STORED RECORDS =
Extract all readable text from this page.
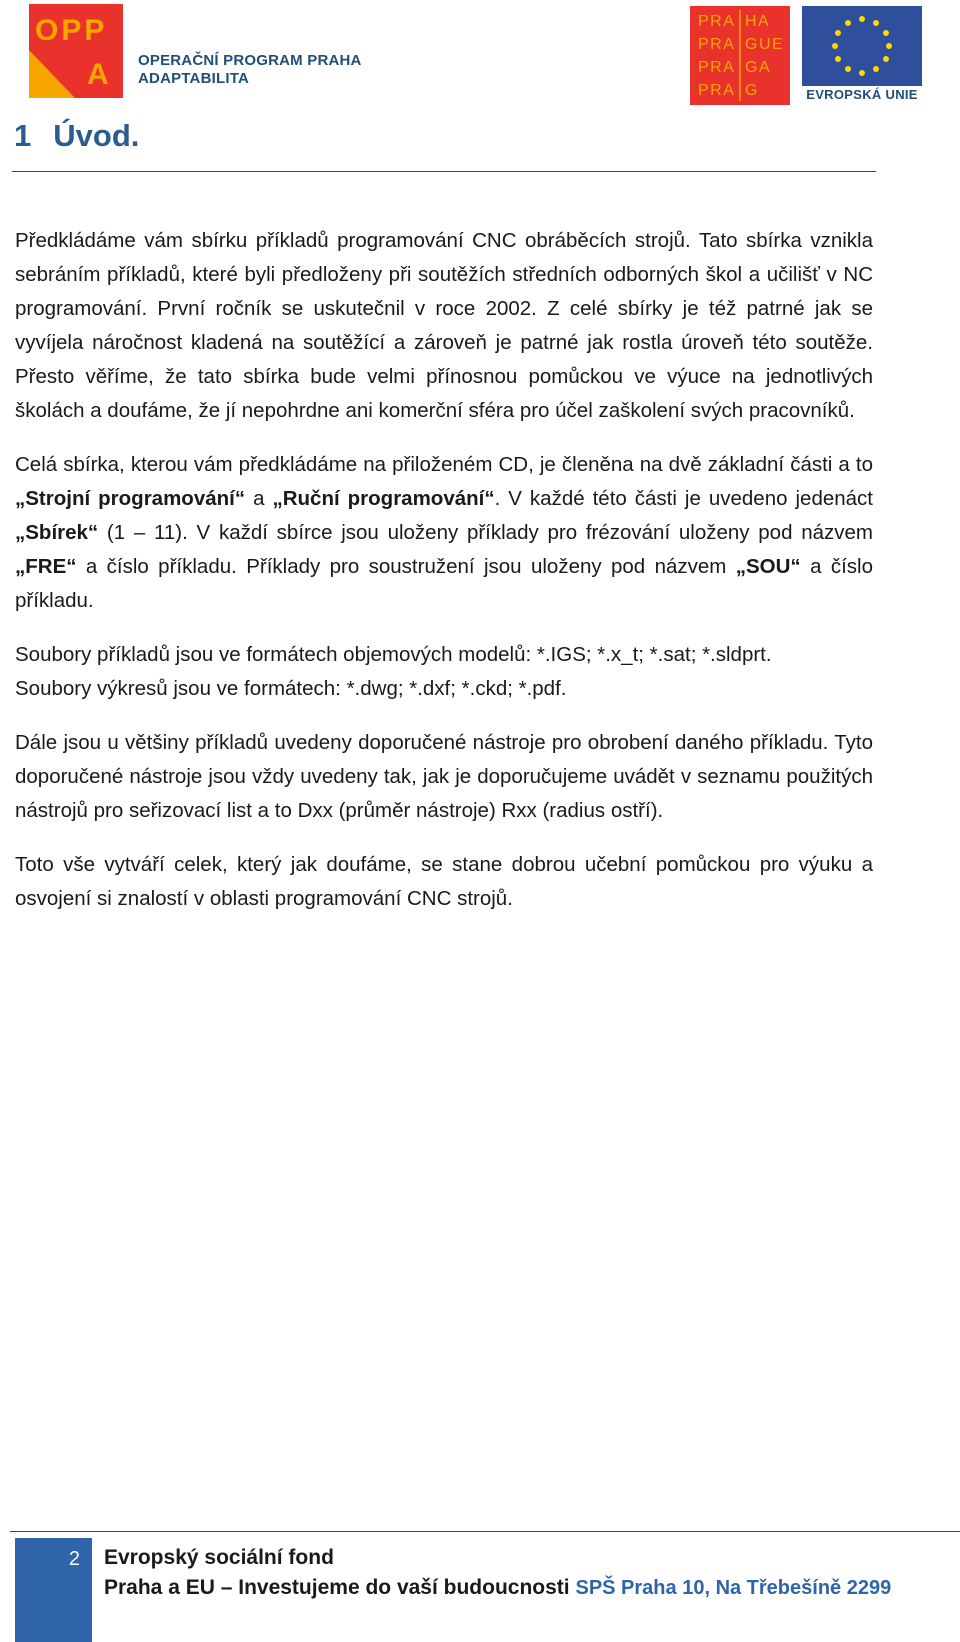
OPP
A OPERAČNÍ PROGRAM PRAHA
ADAPTABILITA
PRA HA
PRA GUE
PRA GA
PRA G	EVROPSKÁ UNIE
1 Úvod.

Předkládáme vám sbírku příkladů programování CNC obráběcích strojů. Tato sbírka vznikla sebráním příkladů, které byli předloženy při soutěžích středních odborných škol a učilišť v NC programování. První ročník se uskutečnil v roce 2002. Z celé sbírky je též patrné jak se vyvíjela náročnost kladená na soutěžící a zároveň je patrné jak rostla úroveň této soutěže. Přesto věříme, že tato sbírka bude velmi přínosnou pomůckou ve výuce na jednotlivých školách a doufáme, že jí nepohrdne ani komerční sféra pro účel zaškolení svých pracovníků.

Celá sbírka, kterou vám předkládáme na přiloženém CD, je členěna na dvě základní části a to „Strojní programování“ a „Ruční programování“. V každé této části je uvedeno jedenáct „Sbírek“ (1 – 11). V každí sbírce jsou uloženy příklady pro frézování uloženy pod názvem „FRE“ a číslo příkladu. Příklady pro soustružení jsou uloženy pod názvem „SOU“ a číslo příkladu.

Soubory příkladů jsou ve formátech objemových modelů: *.IGS; *.x_t; *.sat; *.sldprt.
Soubory výkresů jsou ve formátech: *.dwg; *.dxf; *.ckd; *.pdf.

Dále jsou u většiny příkladů uvedeny doporučené nástroje pro obrobení daného příkladu. Tyto doporučené nástroje jsou vždy uvedeny tak, jak je doporučujeme uvádět v seznamu použitých nástrojů pro seřizovací list a to Dxx (průměr nástroje) Rxx (radius ostří).

Toto vše vytváří celek, který jak doufáme, se stane dobrou učební pomůckou pro výuku a osvojení si znalostí v oblasti programování CNC strojů.

2 Evropský sociální fond
Praha a EU – Investujeme do vaší budoucnosti SPŠ Praha 10, Na Třebešíně 2299
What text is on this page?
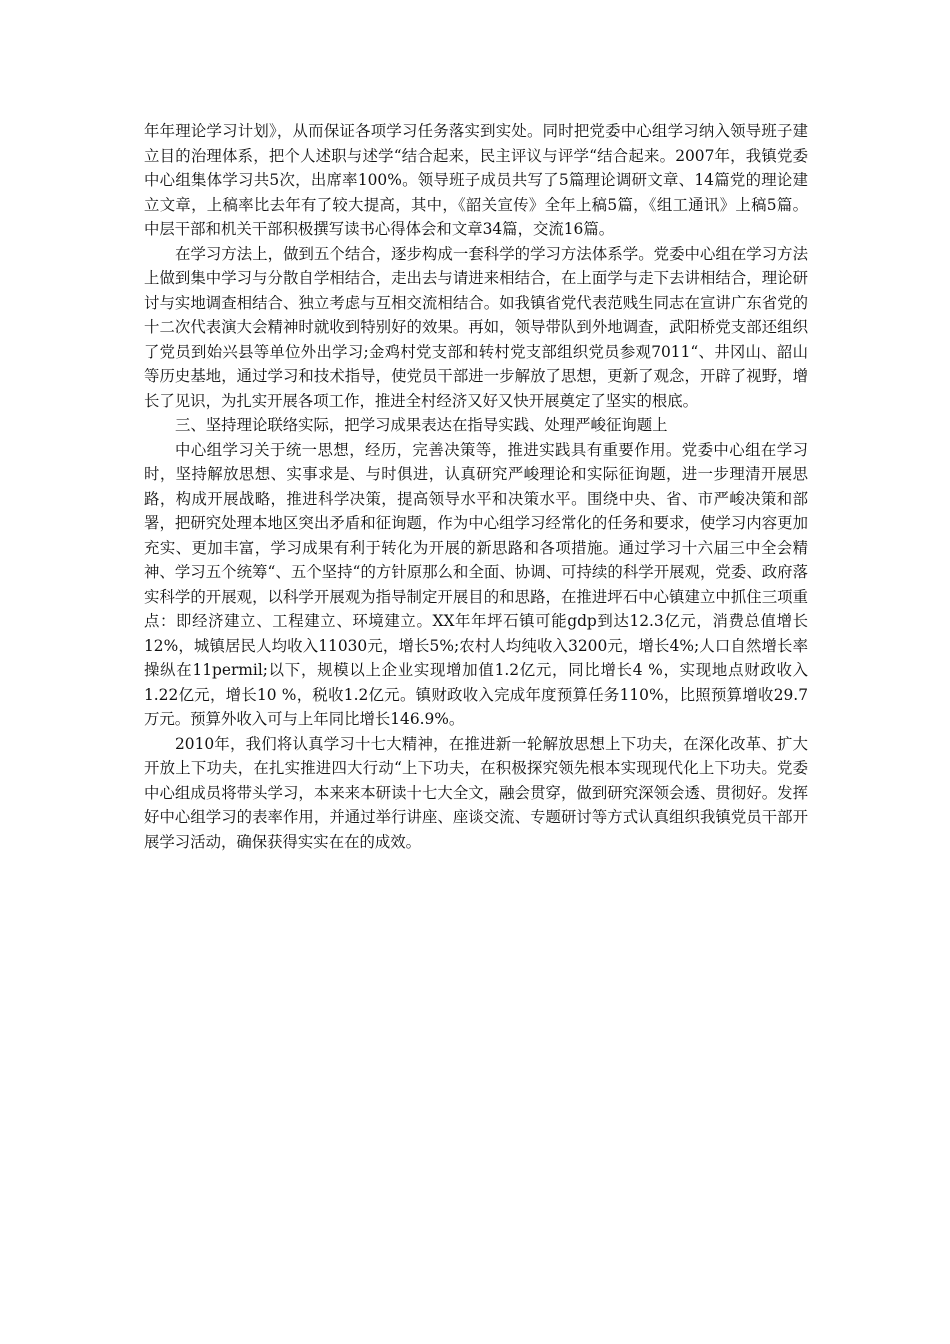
年年理论学习计划》，从而保证各项学习任务落实到实处。同时把党委中心组学习纳入领导班子建立目的治理体系，把个人述职与述学“结合起来，民主评议与评学“结合起来。2007年，我镇党委中心组集体学习共5次，出席率100%。领导班子成员共写了5篇理论调研文章、14篇党的理论建立文章，上稿率比去年有了较大提高，其中，《韶关宣传》全年上稿5篇，《组工通讯》上稿5篇。中层干部和机关干部积极撰写读书心得体会和文章34篇，交流16篇。

在学习方法上，做到五个结合，逐步构成一套科学的学习方法体系学。党委中心组在学习方法上做到集中学习与分散自学相结合，走出去与请进来相结合，在上面学与走下去讲相结合，理论研讨与实地调查相结合、独立考虑与互相交流相结合。如我镇省党代表范贱生同志在宣讲广东省党的十二次代表演大会精神时就收到特别好的效果。再如，领导带队到外地调查，武阳桥党支部还组织了党员到始兴县等单位外出学习;金鸡村党支部和转村党支部组织党员参观7011“、井冈山、韶山等历史基地，通过学习和技术指导，使党员干部进一步解放了思想，更新了观念，开辟了视野，增长了见识，为扎实开展各项工作，推进全村经济又好又快开展奠定了坚实的根底。

三、坚持理论联络实际，把学习成果表达在指导实践、处理严峻征询题上

中心组学习关于统一思想，经历，完善决策等，推进实践具有重要作用。党委中心组在学习时，坚持解放思想、实事求是、与时俱进，认真研究严峻理论和实际征询题，进一步理清开展思路，构成开展战略，推进科学决策，提高领导水平和决策水平。围绕中央、省、市严峻决策和部署，把研究处理本地区突出矛盾和征询题，作为中心组学习经常化的任务和要求，使学习内容更加充实、更加丰富，学习成果有利于转化为开展的新思路和各项措施。通过学习十六届三中全会精神、学习五个统筹“、五个坚持“的方针原那么和全面、协调、可持续的科学开展观，党委、政府落实科学的开展观，以科学开展观为指导制定开展目的和思路，在推进坪石中心镇建立中抓住三项重点：即经济建立、工程建立、环境建立。XX年年坪石镇可能gdp到达12.3亿元，消费总值增长12%，城镇居民人均收入11030元，增长5%;农村人均纯收入3200元，增长4%;人口自然增长率操纵在11permil;以下，规模以上企业实现增加值1.2亿元，同比增长4 %，实现地点财政收入1.22亿元，增长10 %，税收1.2亿元。镇财政收入完成年度预算任务110%，比照预算增收29.7万元。预算外收入可与上年同比增长146.9%。

2010年，我们将认真学习十七大精神，在推进新一轮解放思想上下功夫，在深化改革、扩大开放上下功夫，在扎实推进四大行动“上下功夫，在积极探究领先根本实现现代化上下功夫。党委中心组成员将带头学习，本来来本研读十七大全文，融会贯穿，做到研究深领会透、贯彻好。发挥好中心组学习的表率作用，并通过举行讲座、座谈交流、专题研讨等方式认真组织我镇党员干部开展学习活动，确保获得实实在在的成效。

WHAT IS REQUIRED =
Gather from the data above every line with the string "Soubory".

EXPECTED ANSWER =
Soubory příkladů jsou ve formátech objemových modelů: *.IGS; *.x_t; *.sat; *.sldprt.
Soubory výkresů jsou ve formátech: *.dwg; *.dxf; *.ckd; *.pdf.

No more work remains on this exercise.